WHAT THE TASK ASKS
Copy each line in which the string "Professor" occurs.

*****

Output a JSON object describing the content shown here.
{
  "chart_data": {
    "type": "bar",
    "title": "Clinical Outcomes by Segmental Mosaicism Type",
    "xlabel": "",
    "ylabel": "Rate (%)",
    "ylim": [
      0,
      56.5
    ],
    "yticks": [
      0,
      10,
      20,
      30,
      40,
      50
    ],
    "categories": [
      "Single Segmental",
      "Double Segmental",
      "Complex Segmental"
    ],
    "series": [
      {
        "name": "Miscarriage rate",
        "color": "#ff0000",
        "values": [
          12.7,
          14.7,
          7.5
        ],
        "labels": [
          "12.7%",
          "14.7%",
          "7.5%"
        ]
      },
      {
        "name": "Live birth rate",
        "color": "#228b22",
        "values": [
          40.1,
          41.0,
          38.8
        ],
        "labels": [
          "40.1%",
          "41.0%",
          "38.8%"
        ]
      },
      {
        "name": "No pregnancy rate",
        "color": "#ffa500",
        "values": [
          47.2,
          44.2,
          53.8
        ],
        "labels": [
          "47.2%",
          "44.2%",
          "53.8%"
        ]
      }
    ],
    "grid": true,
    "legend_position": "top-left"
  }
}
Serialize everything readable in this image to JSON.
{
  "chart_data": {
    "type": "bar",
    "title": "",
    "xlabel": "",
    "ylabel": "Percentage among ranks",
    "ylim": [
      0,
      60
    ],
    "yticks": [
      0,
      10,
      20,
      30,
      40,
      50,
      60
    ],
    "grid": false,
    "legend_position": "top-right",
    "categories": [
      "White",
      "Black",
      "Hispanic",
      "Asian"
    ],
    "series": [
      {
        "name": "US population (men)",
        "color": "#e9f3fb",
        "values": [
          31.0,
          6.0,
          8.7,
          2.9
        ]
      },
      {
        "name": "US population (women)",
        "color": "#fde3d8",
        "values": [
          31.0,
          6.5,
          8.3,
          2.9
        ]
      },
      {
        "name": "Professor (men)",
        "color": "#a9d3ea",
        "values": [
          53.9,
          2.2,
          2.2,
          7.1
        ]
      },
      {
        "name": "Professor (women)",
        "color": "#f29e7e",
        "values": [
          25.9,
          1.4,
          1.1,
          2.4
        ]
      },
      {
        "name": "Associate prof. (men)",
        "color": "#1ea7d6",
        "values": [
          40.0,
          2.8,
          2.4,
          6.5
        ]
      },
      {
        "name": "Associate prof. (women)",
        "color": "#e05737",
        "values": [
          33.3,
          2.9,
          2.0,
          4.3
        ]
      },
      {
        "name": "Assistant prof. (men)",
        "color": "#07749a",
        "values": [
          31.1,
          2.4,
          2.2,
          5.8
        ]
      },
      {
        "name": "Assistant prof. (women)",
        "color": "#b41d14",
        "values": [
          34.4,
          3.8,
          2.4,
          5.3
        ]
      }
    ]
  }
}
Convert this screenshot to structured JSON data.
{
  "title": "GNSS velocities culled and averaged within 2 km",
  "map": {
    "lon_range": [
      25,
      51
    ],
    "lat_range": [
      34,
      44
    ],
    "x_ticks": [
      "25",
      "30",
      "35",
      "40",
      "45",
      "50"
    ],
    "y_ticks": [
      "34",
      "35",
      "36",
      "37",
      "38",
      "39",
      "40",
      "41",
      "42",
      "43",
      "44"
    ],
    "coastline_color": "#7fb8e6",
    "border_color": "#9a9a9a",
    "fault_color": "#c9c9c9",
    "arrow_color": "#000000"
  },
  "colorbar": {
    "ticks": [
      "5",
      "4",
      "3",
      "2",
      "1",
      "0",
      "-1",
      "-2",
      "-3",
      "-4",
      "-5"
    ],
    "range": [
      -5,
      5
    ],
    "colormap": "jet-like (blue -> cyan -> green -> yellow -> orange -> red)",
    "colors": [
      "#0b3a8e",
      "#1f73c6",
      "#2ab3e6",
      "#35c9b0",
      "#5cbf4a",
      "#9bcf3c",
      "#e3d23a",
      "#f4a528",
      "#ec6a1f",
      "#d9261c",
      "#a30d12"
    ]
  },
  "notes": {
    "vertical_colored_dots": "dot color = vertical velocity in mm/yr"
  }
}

*****

OUTPUT OF THE TASK
        "name": "Professor (men)",
        "name": "Professor (women)",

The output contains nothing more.